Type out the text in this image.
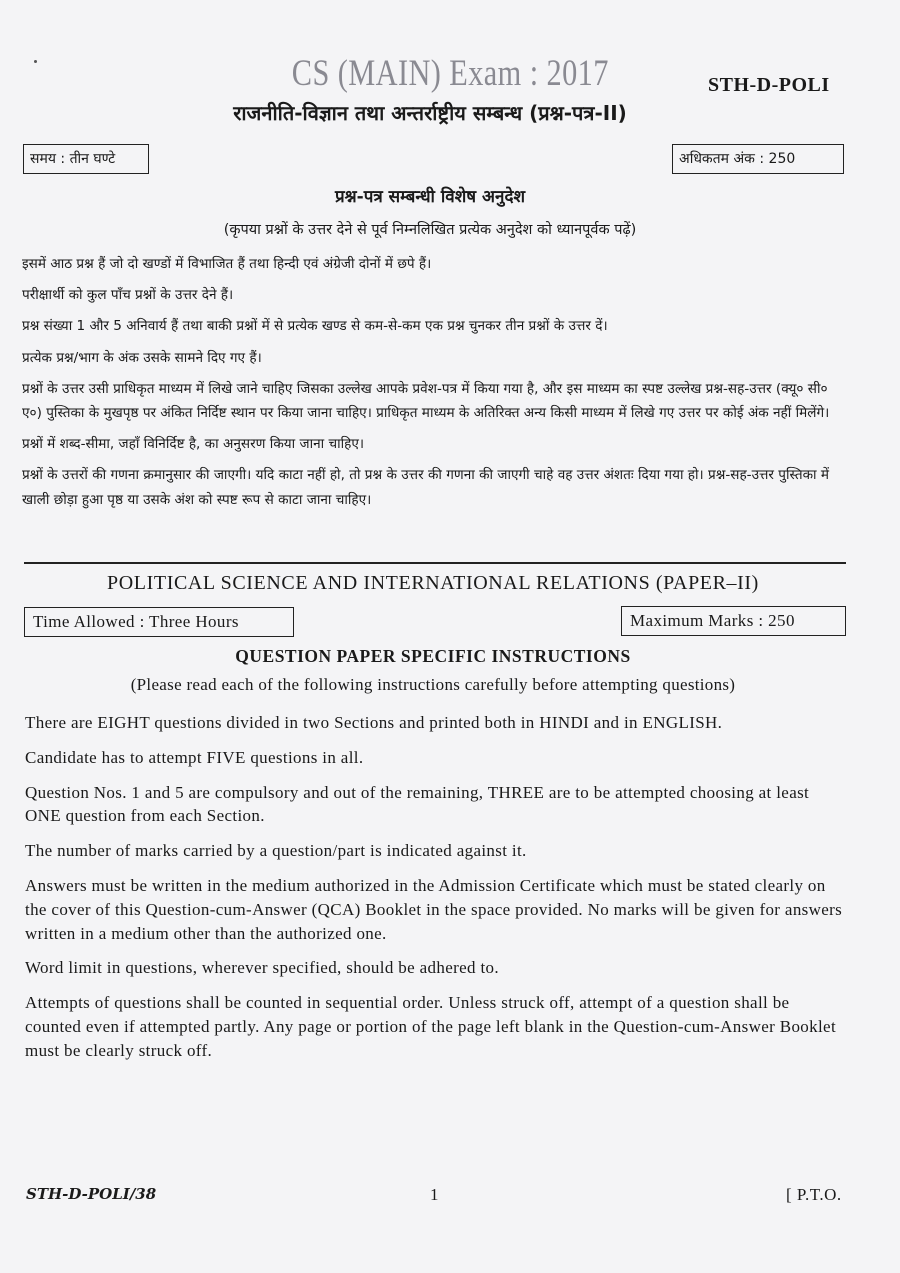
CS (MAIN) Exam : 2017	STH-D-POLI
राजनीति-विज्ञान तथा अन्तर्राष्ट्रीय सम्बन्ध (प्रश्न-पत्र-II)
समय : तीन घण्टे	अधिकतम अंक : 250
प्रश्न-पत्र सम्बन्धी विशेष अनुदेश
(कृपया प्रश्नों के उत्तर देने से पूर्व निम्नलिखित प्रत्येक अनुदेश को ध्यानपूर्वक पढ़ें)

इसमें आठ प्रश्न हैं जो दो खण्डों में विभाजित हैं तथा हिन्दी एवं अंग्रेजी दोनों में छपे हैं।

परीक्षार्थी को कुल पाँच प्रश्नों के उत्तर देने हैं।

प्रश्न संख्या 1 और 5 अनिवार्य हैं तथा बाकी प्रश्नों में से प्रत्येक खण्ड से कम-से-कम एक प्रश्न चुनकर तीन प्रश्नों के उत्तर दें।

प्रत्येक प्रश्न/भाग के अंक उसके सामने दिए गए हैं।

प्रश्नों के उत्तर उसी प्राधिकृत माध्यम में लिखे जाने चाहिए जिसका उल्लेख आपके प्रवेश-पत्र में किया गया है, और इस माध्यम का स्पष्ट उल्लेख प्रश्न-सह-उत्तर (क्यू० सी० ए०) पुस्तिका के मुखपृष्ठ पर अंकित निर्दिष्ट स्थान पर किया जाना चाहिए। प्राधिकृत माध्यम के अतिरिक्त अन्य किसी माध्यम में लिखे गए उत्तर पर कोई अंक नहीं मिलेंगे।

प्रश्नों में शब्द-सीमा, जहाँ विनिर्दिष्ट है, का अनुसरण किया जाना चाहिए।

प्रश्नों के उत्तरों की गणना क्रमानुसार की जाएगी। यदि काटा नहीं हो, तो प्रश्न के उत्तर की गणना की जाएगी चाहे वह उत्तर अंशतः दिया गया हो। प्रश्न-सह-उत्तर पुस्तिका में खाली छोड़ा हुआ पृष्ठ या उसके अंश को स्पष्ट रूप से काटा जाना चाहिए।

POLITICAL SCIENCE AND INTERNATIONAL RELATIONS (PAPER–II)
Time Allowed : Three Hours	Maximum Marks : 250
QUESTION PAPER SPECIFIC INSTRUCTIONS
(Please read each of the following instructions carefully before attempting questions)

There are EIGHT questions divided in two Sections and printed both in HINDI and in ENGLISH.

Candidate has to attempt FIVE questions in all.

Question Nos. 1 and 5 are compulsory and out of the remaining, THREE are to be attempted choosing at least ONE question from each Section.

The number of marks carried by a question/part is indicated against it.

Answers must be written in the medium authorized in the Admission Certificate which must be stated clearly on the cover of this Question-cum-Answer (QCA) Booklet in the space provided. No marks will be given for answers written in a medium other than the authorized one.

Word limit in questions, wherever specified, should be adhered to.

Attempts of questions shall be counted in sequential order. Unless struck off, attempt of a question shall be counted even if attempted partly. Any page or portion of the page left blank in the Question-cum-Answer Booklet must be clearly struck off.

STH-D-POLI/38	1	[ P.T.O.
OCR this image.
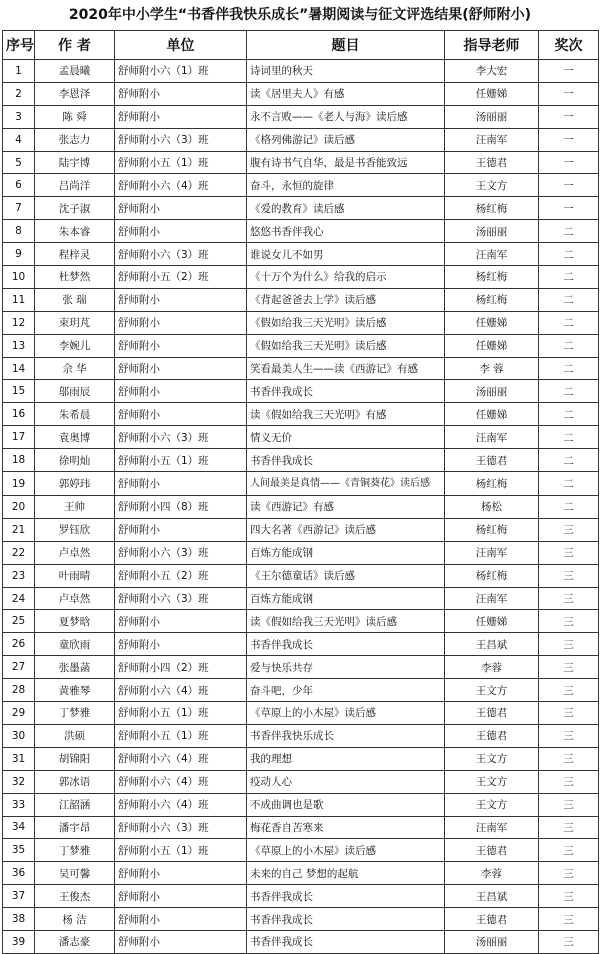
2020年中小学生“书香伴我快乐成长”暑期阅读与征文评选结果(舒师附小)
序号	作 者	单位	题目	指导老师	奖次
1	孟晨曦	舒师附小六（1）班	诗词里的秋天	李大宏	一
2	李恩泽	舒师附小	读《居里夫人》有感	任姗娣	一
3	陈 舜	舒师附小	永不言败——《老人与海》读后感	汤丽丽	一
4	张志力	舒师附小六（3）班	《格列佛游记》读后感	汪南军	一
5	陆宇博	舒师附小五（1）班	腹有诗书气自华，最是书香能致远	王德君	一
6	吕尚洋	舒师附小六（4）班	奋斗，永恒的旋律	王文方	一
7	沈子淑	舒师附小	《爱的教育》读后感	杨红梅	一
8	朱本睿	舒师附小	悠悠书香伴我心	汤丽丽	二
9	程梓灵	舒师附小六（3）班	谁说女儿不如男	汪南军	二
10	杜梦然	舒师附小五（2）班	《十万个为什么》给我的启示	杨红梅	二
11	张 瑞	舒师附小	《背起爸爸去上学》读后感	杨红梅	二
12	束玥芃	舒师附小	《假如给我三天光明》读后感	任姗娣	二
13	李婉儿	舒师附小	《假如给我三天光明》读后感	任姗娣	二
14	佘 华	舒师附小	笑看最美人生——读《西游记》有感	李 蓉	二
15	邬雨辰	舒师附小	书香伴我成长	汤丽丽	二
16	朱希晨	舒师附小	读《假如给我三天光明》有感	任姗娣	二
17	袁奥博	舒师附小六（3）班	情义无价	汪南军	二
18	徐明灿	舒师附小五（1）班	书香伴我成长	王德君	二
19	郭婷玮	舒师附小	人间最美是真情——《青铜葵花》读后感	杨红梅	二
20	王帅	舒师附小四（8）班	读《西游记》有感	杨松	二
21	罗钰欣	舒师附小	四大名著《西游记》读后感	杨红梅	三
22	卢卓然	舒师附小六（3）班	百炼方能成钢	汪南军	三
23	叶雨晴	舒师附小五（2）班	《王尔德童话》读后感	杨红梅	三
24	卢卓然	舒师附小六（3）班	百炼方能成钢	汪南军	三
25	夏梦晗	舒师附小	读《假如给我三天光明》读后感	任姗娣	三
26	童欣雨	舒师附小	书香伴我成长	王昌斌	三
27	张墨菡	舒师附小四（2）班	爱与快乐共存	李蓉	三
28	黄雅琴	舒师附小六（4）班	奋斗吧，少年	王文方	三
29	丁梦雅	舒师附小五（1）班	《草原上的小木屋》读后感	王德君	三
30	洪硕	舒师附小五（1）班	书香伴我快乐成长	王德君	三
31	胡锦阳	舒师附小六（4）班	我的理想	王文方	三
32	郭冰语	舒师附小六（4）班	疫动人心	王文方	三
33	江韶涵	舒师附小六（4）班	不成曲调也是歌	王文方	三
34	潘宇昂	舒师附小六（3）班	梅花香自苦寒来	汪南军	三
35	丁梦雅	舒师附小五（1）班	《草原上的小木屋》读后感	王德君	三
36	吴可馨	舒师附小	未来的自己 梦想的起航	李蓉	三
37	王俊杰	舒师附小	书香伴我成长	王昌斌	三
38	杨 洁	舒师附小	书香伴我成长	王德君	三
39	潘志豪	舒师附小	书香伴我成长	汤丽丽	三
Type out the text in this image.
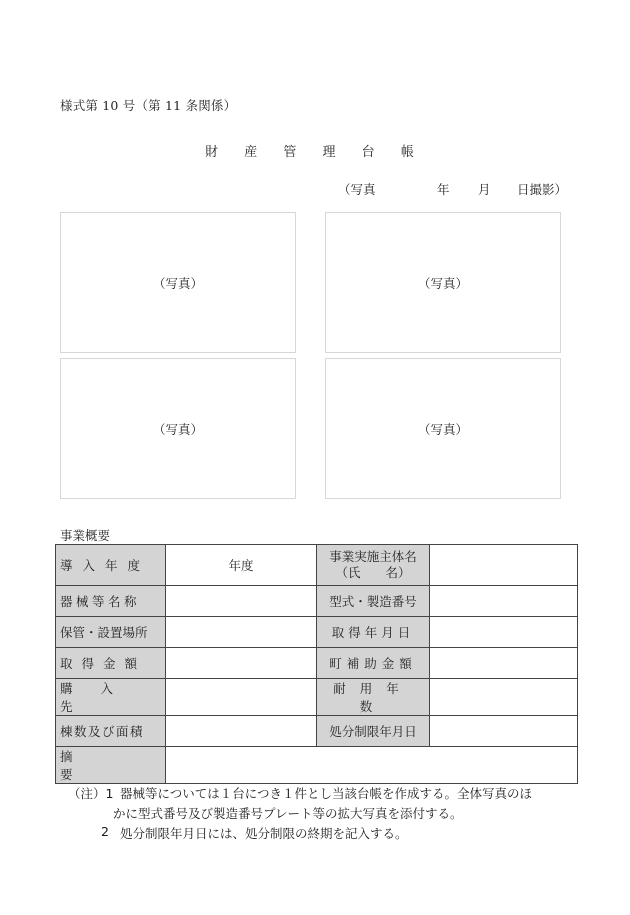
様式第 10 号（第 11 条関係）
財 産 管 理 台 帳
（写真	年 月 日撮影）
（写真）	（写真）
（写真）	（写真）
事業概要
導入年度	年度	事業実施主体名
（氏　　名）	

器械等名称		型式・製造番号	
保管・設置場所		取得年月日	
取得金額		町補助金額	
購入先		耐用年数	
棟数及び面積		処分制限年月日	
摘要			
（注）1 器械等については１台につき１件とし当該台帳を作成する。全体写真のほ
かに型式番号及び製造番号プレート等の拡大写真を添付する。
2 処分制限年月日には、処分制限の終期を記入する。
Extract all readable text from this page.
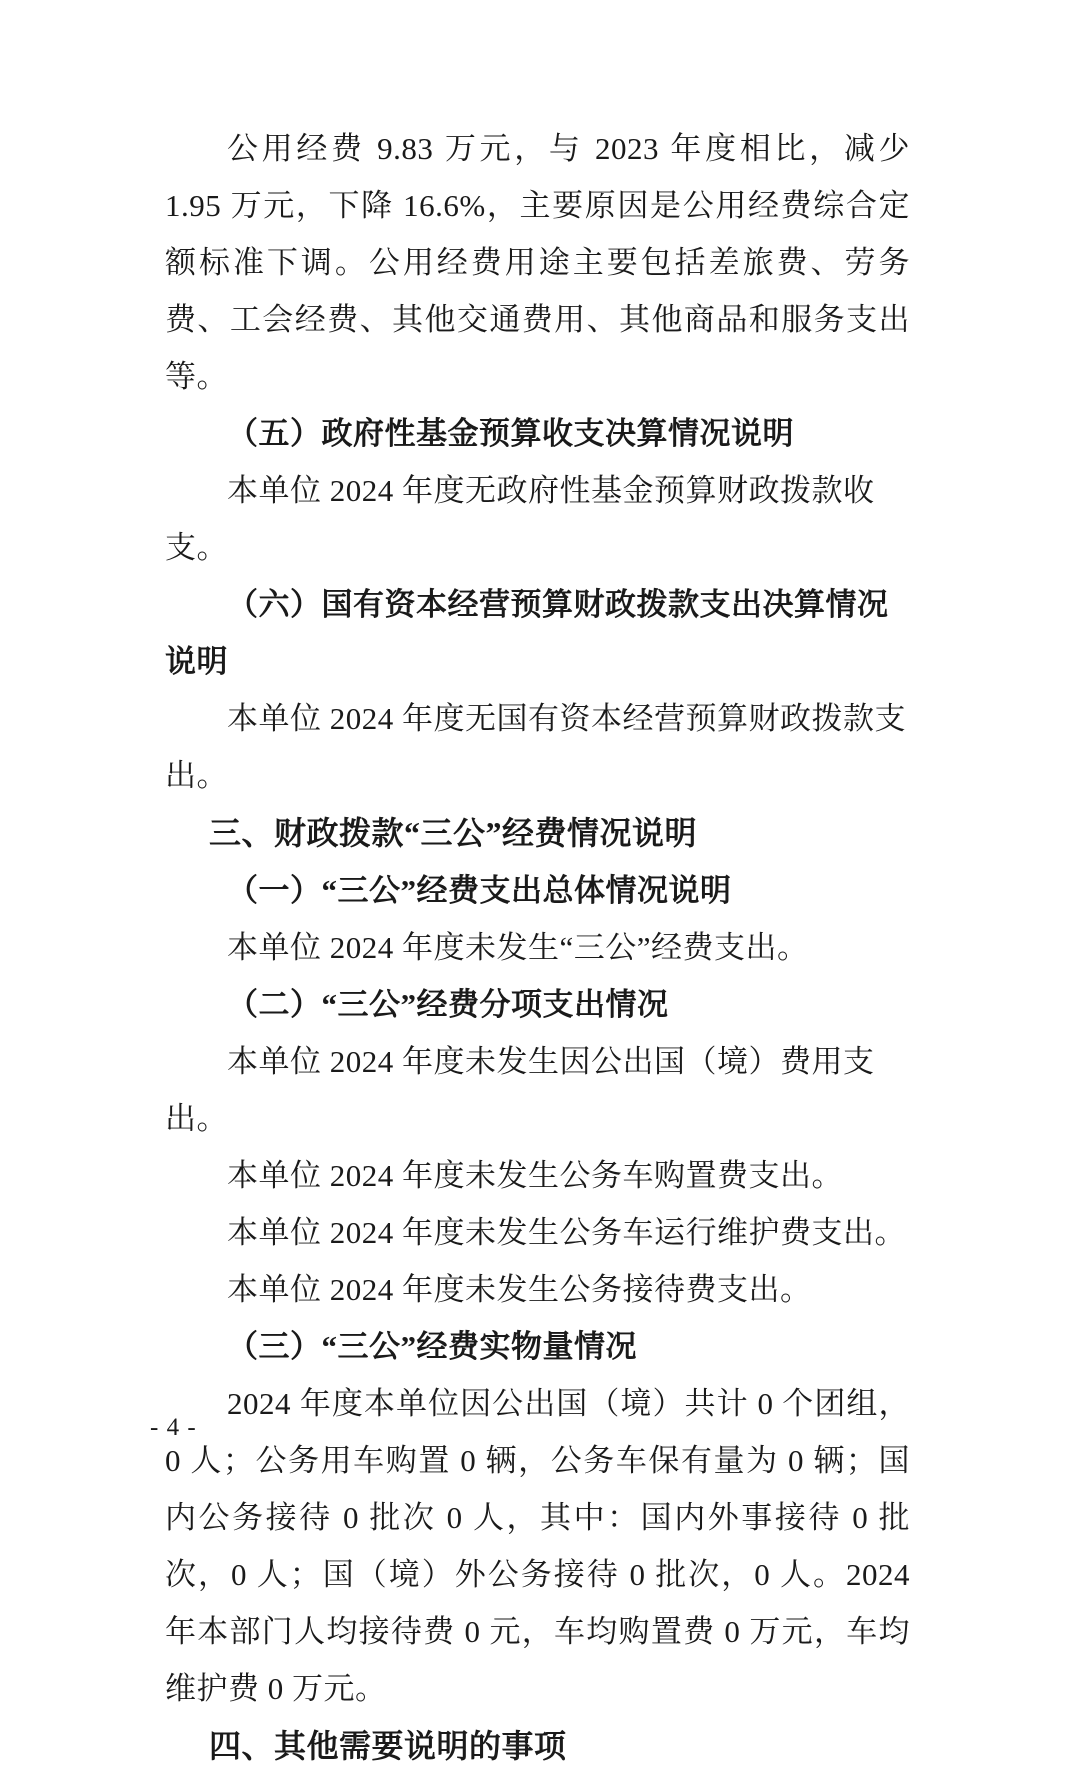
公用经费 9.83 万元，与 2023 年度相比，减少 1.95 万元，下降 16.6%，主要原因是公用经费综合定额标准下调。公用经费用途主要包括差旅费、劳务费、工会经费、其他交通费用、其他商品和服务支出等。

（五）政府性基金预算收支决算情况说明

本单位 2024 年度无政府性基金预算财政拨款收支。

（六）国有资本经营预算财政拨款支出决算情况说明

本单位 2024 年度无国有资本经营预算财政拨款支出。

三、财政拨款“三公”经费情况说明

（一）“三公”经费支出总体情况说明

本单位 2024 年度未发生“三公”经费支出。

（二）“三公”经费分项支出情况

本单位 2024 年度未发生因公出国（境）费用支出。

本单位 2024 年度未发生公务车购置费支出。

本单位 2024 年度未发生公务车运行维护费支出。

本单位 2024 年度未发生公务接待费支出。

（三）“三公”经费实物量情况

2024 年度本单位因公出国（境）共计 0 个团组，0 人；公务用车购置 0 辆，公务车保有量为 0 辆；国内公务接待 0 批次 0 人，其中：国内外事接待 0 批次，0 人；国（境）外公务接待 0 批次，0 人。2024 年本部门人均接待费 0 元，车均购置费 0 万元，车均维护费 0 万元。

四、其他需要说明的事项

- 4 -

####################

#### Written instruction:
All lines in the data that contain the word "百炼方能成钢" should be copied.

#### The response:
22	卢卓然	舒师附小六（3）班	百炼方能成钢	汪南军	三
24	卢卓然	舒师附小六（3）班	百炼方能成钢	汪南军	三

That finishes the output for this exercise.